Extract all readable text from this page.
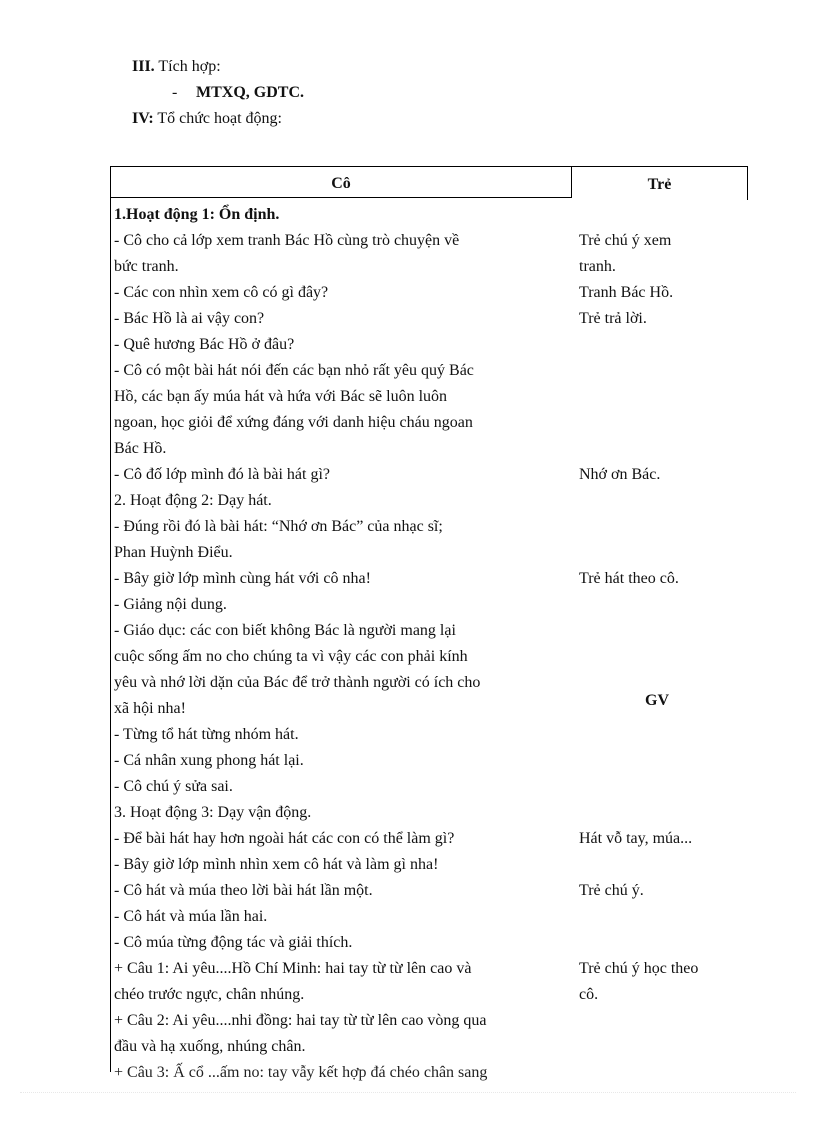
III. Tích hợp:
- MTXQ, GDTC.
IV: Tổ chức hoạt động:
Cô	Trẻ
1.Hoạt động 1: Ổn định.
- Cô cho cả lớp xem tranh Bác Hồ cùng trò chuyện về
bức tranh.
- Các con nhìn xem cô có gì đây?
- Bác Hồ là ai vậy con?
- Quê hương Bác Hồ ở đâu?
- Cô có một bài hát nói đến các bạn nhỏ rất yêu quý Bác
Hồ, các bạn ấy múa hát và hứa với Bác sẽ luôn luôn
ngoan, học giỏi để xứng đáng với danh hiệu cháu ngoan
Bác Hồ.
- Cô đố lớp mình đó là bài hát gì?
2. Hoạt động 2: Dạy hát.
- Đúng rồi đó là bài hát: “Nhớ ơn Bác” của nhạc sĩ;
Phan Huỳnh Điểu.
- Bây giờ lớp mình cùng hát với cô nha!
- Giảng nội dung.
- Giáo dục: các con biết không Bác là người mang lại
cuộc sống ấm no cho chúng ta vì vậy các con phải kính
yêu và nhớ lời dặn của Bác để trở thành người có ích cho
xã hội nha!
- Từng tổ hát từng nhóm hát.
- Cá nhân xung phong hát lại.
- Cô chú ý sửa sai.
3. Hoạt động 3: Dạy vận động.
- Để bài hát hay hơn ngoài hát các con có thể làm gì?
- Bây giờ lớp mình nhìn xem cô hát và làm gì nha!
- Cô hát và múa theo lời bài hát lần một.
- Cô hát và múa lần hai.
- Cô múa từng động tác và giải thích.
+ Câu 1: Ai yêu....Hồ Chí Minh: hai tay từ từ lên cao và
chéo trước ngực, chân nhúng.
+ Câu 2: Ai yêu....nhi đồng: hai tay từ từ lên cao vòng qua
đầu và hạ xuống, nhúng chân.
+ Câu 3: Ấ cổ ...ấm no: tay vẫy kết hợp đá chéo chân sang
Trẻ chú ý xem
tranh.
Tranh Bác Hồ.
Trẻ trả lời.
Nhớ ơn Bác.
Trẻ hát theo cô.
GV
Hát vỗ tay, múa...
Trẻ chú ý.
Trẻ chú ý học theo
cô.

════════════════

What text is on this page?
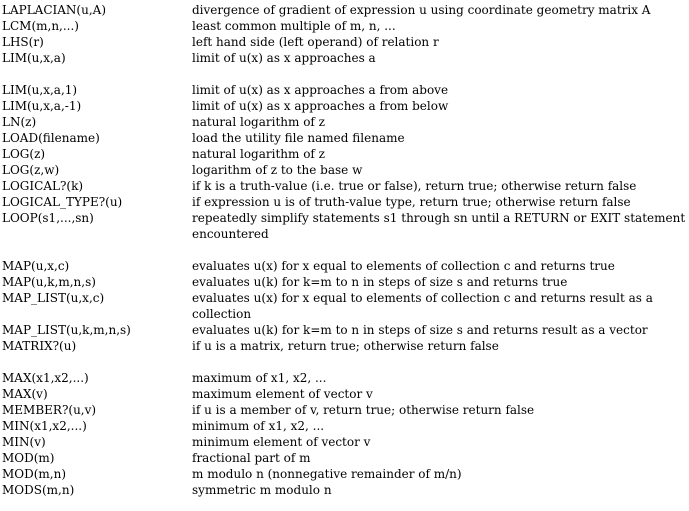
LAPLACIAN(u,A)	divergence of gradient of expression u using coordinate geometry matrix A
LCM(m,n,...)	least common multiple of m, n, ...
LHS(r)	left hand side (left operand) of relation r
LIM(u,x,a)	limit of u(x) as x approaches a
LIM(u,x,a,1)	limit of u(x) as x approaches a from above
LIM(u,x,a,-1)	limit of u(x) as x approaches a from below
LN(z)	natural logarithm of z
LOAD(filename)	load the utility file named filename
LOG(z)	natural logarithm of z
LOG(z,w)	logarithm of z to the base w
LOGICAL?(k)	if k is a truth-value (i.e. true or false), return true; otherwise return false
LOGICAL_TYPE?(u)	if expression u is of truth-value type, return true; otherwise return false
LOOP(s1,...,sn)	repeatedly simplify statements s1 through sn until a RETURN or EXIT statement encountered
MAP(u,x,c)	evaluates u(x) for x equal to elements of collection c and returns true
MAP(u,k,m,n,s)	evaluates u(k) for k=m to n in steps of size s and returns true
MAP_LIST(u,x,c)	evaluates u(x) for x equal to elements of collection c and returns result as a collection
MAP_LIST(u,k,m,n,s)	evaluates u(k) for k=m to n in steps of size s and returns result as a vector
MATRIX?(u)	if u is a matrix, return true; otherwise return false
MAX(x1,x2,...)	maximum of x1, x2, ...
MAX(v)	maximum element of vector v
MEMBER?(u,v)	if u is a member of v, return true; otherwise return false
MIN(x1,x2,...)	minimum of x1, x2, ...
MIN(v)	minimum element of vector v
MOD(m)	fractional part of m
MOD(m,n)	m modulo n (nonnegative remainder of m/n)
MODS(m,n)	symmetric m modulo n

════════════════

• CHALLENGE
Each line in the listing above that contains "cùng" should be copied.

• EXPECTED ANSWER
- Cô cho cả lớp xem tranh Bác Hồ cùng trò chuyện về
- Bây giờ lớp mình cùng hát với cô nha!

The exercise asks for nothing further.